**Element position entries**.
** start **

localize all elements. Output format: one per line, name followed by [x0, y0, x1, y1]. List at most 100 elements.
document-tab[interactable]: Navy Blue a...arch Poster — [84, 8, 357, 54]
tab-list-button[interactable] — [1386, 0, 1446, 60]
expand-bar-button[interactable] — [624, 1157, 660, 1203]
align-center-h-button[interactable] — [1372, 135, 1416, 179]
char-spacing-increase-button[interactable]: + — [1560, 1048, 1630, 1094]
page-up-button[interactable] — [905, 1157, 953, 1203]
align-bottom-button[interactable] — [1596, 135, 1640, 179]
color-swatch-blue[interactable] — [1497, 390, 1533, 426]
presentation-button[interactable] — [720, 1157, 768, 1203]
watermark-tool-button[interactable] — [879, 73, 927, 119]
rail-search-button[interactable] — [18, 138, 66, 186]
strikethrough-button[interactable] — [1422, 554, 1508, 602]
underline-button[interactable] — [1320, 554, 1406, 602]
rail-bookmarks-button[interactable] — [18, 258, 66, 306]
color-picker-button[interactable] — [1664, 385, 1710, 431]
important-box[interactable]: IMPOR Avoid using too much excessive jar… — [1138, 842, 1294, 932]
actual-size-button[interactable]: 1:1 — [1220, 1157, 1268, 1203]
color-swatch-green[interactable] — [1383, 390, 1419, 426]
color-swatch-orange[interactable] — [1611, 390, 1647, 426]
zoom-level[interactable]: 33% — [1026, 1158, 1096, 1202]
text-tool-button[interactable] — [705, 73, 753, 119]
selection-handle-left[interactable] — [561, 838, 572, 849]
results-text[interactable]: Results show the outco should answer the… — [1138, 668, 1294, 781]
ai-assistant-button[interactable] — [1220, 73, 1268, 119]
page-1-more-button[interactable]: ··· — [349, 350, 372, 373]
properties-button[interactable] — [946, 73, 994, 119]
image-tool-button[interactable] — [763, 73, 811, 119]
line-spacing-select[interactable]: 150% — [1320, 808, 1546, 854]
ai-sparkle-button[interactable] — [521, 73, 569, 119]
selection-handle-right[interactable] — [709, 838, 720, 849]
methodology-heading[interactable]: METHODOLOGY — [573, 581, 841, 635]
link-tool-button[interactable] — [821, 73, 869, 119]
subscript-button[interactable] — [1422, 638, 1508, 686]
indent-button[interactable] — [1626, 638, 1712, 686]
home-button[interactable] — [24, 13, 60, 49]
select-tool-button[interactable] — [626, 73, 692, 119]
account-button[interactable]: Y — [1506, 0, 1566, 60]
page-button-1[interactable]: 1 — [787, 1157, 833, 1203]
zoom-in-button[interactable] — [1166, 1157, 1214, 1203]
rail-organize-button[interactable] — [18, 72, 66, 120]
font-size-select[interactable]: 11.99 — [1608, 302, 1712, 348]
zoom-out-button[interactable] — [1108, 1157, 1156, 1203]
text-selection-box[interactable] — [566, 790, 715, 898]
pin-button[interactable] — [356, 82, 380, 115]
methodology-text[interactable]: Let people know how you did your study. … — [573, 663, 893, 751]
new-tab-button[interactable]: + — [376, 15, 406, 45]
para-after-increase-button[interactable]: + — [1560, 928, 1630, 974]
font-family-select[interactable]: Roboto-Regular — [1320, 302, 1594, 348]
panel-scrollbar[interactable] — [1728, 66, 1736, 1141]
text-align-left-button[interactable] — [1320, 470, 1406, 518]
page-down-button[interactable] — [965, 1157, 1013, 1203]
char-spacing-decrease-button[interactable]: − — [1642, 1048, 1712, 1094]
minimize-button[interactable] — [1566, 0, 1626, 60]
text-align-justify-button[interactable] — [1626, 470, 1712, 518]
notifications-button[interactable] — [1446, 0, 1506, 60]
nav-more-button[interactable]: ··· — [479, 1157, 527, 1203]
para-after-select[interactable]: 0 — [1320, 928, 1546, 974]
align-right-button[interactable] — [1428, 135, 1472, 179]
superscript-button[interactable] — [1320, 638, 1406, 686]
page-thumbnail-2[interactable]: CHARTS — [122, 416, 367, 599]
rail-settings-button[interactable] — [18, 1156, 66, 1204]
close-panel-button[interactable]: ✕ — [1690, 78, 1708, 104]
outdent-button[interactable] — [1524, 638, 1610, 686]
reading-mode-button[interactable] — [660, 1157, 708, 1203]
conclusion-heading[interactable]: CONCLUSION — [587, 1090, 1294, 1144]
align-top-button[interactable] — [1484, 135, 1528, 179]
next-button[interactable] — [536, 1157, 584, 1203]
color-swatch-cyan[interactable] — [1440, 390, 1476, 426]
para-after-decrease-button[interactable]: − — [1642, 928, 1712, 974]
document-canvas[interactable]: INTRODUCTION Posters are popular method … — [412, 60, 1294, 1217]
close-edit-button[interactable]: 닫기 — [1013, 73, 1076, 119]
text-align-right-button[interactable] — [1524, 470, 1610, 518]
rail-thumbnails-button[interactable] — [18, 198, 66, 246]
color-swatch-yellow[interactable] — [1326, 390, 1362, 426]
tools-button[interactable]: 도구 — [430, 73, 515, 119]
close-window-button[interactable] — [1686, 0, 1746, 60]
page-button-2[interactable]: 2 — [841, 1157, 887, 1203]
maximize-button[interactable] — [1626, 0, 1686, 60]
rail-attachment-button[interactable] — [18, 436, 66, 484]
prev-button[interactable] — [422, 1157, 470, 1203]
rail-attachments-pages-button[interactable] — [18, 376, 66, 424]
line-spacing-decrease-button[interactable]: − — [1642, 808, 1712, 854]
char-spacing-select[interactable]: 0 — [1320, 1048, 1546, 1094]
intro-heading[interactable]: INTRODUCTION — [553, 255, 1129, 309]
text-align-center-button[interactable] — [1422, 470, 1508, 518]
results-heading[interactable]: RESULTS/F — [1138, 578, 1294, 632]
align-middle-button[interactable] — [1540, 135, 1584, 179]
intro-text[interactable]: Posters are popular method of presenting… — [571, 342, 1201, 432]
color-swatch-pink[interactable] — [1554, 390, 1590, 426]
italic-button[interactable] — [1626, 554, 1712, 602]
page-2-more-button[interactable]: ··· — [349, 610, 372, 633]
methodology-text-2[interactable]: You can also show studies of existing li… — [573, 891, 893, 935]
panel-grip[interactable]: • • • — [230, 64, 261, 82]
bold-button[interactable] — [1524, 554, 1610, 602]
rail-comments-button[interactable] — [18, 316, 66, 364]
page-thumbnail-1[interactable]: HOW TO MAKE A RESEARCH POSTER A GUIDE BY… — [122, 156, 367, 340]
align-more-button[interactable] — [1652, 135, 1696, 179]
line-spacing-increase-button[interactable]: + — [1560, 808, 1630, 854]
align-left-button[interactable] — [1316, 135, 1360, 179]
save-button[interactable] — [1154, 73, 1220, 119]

** end **

**TASK**. Copy every entry above word for word, one per line, with nothing changed, added, or left out.

**RESULT OF THE EXERCISE**.
localize all elements. Output format: one per line, name followed by [x0, y0, x1, y1]. List at most 100 elements.
document-tab[interactable]: Navy Blue a...arch Poster — [84, 8, 357, 54]
tab-list-button[interactable] — [1386, 0, 1446, 60]
expand-bar-button[interactable] — [624, 1157, 660, 1203]
align-center-h-button[interactable] — [1372, 135, 1416, 179]
char-spacing-increase-button[interactable]: + — [1560, 1048, 1630, 1094]
page-up-button[interactable] — [905, 1157, 953, 1203]
align-bottom-button[interactable] — [1596, 135, 1640, 179]
color-swatch-blue[interactable] — [1497, 390, 1533, 426]
presentation-button[interactable] — [720, 1157, 768, 1203]
watermark-tool-button[interactable] — [879, 73, 927, 119]
rail-search-button[interactable] — [18, 138, 66, 186]
strikethrough-button[interactable] — [1422, 554, 1508, 602]
underline-button[interactable] — [1320, 554, 1406, 602]
rail-bookmarks-button[interactable] — [18, 258, 66, 306]
color-picker-button[interactable] — [1664, 385, 1710, 431]
important-box[interactable]: IMPOR Avoid using too much excessive jar… — [1138, 842, 1294, 932]
actual-size-button[interactable]: 1:1 — [1220, 1157, 1268, 1203]
color-swatch-green[interactable] — [1383, 390, 1419, 426]
color-swatch-orange[interactable] — [1611, 390, 1647, 426]
zoom-level[interactable]: 33% — [1026, 1158, 1096, 1202]
text-tool-button[interactable] — [705, 73, 753, 119]
selection-handle-left[interactable] — [561, 838, 572, 849]
results-text[interactable]: Results show the outco should answer the… — [1138, 668, 1294, 781]
ai-assistant-button[interactable] — [1220, 73, 1268, 119]
page-1-more-button[interactable]: ··· — [349, 350, 372, 373]
properties-button[interactable] — [946, 73, 994, 119]
image-tool-button[interactable] — [763, 73, 811, 119]
line-spacing-select[interactable]: 150% — [1320, 808, 1546, 854]
ai-sparkle-button[interactable] — [521, 73, 569, 119]
selection-handle-right[interactable] — [709, 838, 720, 849]
methodology-heading[interactable]: METHODOLOGY — [573, 581, 841, 635]
link-tool-button[interactable] — [821, 73, 869, 119]
subscript-button[interactable] — [1422, 638, 1508, 686]
indent-button[interactable] — [1626, 638, 1712, 686]
home-button[interactable] — [24, 13, 60, 49]
select-tool-button[interactable] — [626, 73, 692, 119]
account-button[interactable]: Y — [1506, 0, 1566, 60]
page-button-1[interactable]: 1 — [787, 1157, 833, 1203]
zoom-in-button[interactable] — [1166, 1157, 1214, 1203]
rail-organize-button[interactable] — [18, 72, 66, 120]
font-size-select[interactable]: 11.99 — [1608, 302, 1712, 348]
zoom-out-button[interactable] — [1108, 1157, 1156, 1203]
text-selection-box[interactable] — [566, 790, 715, 898]
pin-button[interactable] — [356, 82, 380, 115]
methodology-text[interactable]: Let people know how you did your study. … — [573, 663, 893, 751]
new-tab-button[interactable]: + — [376, 15, 406, 45]
para-after-increase-button[interactable]: + — [1560, 928, 1630, 974]
font-family-select[interactable]: Roboto-Regular — [1320, 302, 1594, 348]
panel-scrollbar[interactable] — [1728, 66, 1736, 1141]
text-align-left-button[interactable] — [1320, 470, 1406, 518]
page-down-button[interactable] — [965, 1157, 1013, 1203]
char-spacing-decrease-button[interactable]: − — [1642, 1048, 1712, 1094]
minimize-button[interactable] — [1566, 0, 1626, 60]
text-align-justify-button[interactable] — [1626, 470, 1712, 518]
notifications-button[interactable] — [1446, 0, 1506, 60]
nav-more-button[interactable]: ··· — [479, 1157, 527, 1203]
para-after-select[interactable]: 0 — [1320, 928, 1546, 974]
align-right-button[interactable] — [1428, 135, 1472, 179]
superscript-button[interactable] — [1320, 638, 1406, 686]
page-thumbnail-2[interactable]: CHARTS — [122, 416, 367, 599]
rail-settings-button[interactable] — [18, 1156, 66, 1204]
close-panel-button[interactable]: ✕ — [1690, 78, 1708, 104]
outdent-button[interactable] — [1524, 638, 1610, 686]
reading-mode-button[interactable] — [660, 1157, 708, 1203]
conclusion-heading[interactable]: CONCLUSION — [587, 1090, 1294, 1144]
align-top-button[interactable] — [1484, 135, 1528, 179]
next-button[interactable] — [536, 1157, 584, 1203]
color-swatch-cyan[interactable] — [1440, 390, 1476, 426]
para-after-decrease-button[interactable]: − — [1642, 928, 1712, 974]
document-canvas[interactable]: INTRODUCTION Posters are popular method … — [412, 60, 1294, 1217]
close-edit-button[interactable]: 닫기 — [1013, 73, 1076, 119]
text-align-right-button[interactable] — [1524, 470, 1610, 518]
rail-thumbnails-button[interactable] — [18, 198, 66, 246]
color-swatch-yellow[interactable] — [1326, 390, 1362, 426]
tools-button[interactable]: 도구 — [430, 73, 515, 119]
close-window-button[interactable] — [1686, 0, 1746, 60]
page-button-2[interactable]: 2 — [841, 1157, 887, 1203]
maximize-button[interactable] — [1626, 0, 1686, 60]
rail-attachment-button[interactable] — [18, 436, 66, 484]
prev-button[interactable] — [422, 1157, 470, 1203]
rail-attachments-pages-button[interactable] — [18, 376, 66, 424]
line-spacing-decrease-button[interactable]: − — [1642, 808, 1712, 854]
char-spacing-select[interactable]: 0 — [1320, 1048, 1546, 1094]
intro-heading[interactable]: INTRODUCTION — [553, 255, 1129, 309]
text-align-center-button[interactable] — [1422, 470, 1508, 518]
results-heading[interactable]: RESULTS/F — [1138, 578, 1294, 632]
align-middle-button[interactable] — [1540, 135, 1584, 179]
intro-text[interactable]: Posters are popular method of presenting… — [571, 342, 1201, 432]
color-swatch-pink[interactable] — [1554, 390, 1590, 426]
italic-button[interactable] — [1626, 554, 1712, 602]
page-2-more-button[interactable]: ··· — [349, 610, 372, 633]
methodology-text-2[interactable]: You can also show studies of existing li… — [573, 891, 893, 935]
panel-grip[interactable]: • • • — [230, 64, 261, 82]
bold-button[interactable] — [1524, 554, 1610, 602]
rail-comments-button[interactable] — [18, 316, 66, 364]
page-thumbnail-1[interactable]: HOW TO MAKE A RESEARCH POSTER A GUIDE BY… — [122, 156, 367, 340]
align-more-button[interactable] — [1652, 135, 1696, 179]
line-spacing-increase-button[interactable]: + — [1560, 808, 1630, 854]
align-left-button[interactable] — [1316, 135, 1360, 179]
save-button[interactable] — [1154, 73, 1220, 119]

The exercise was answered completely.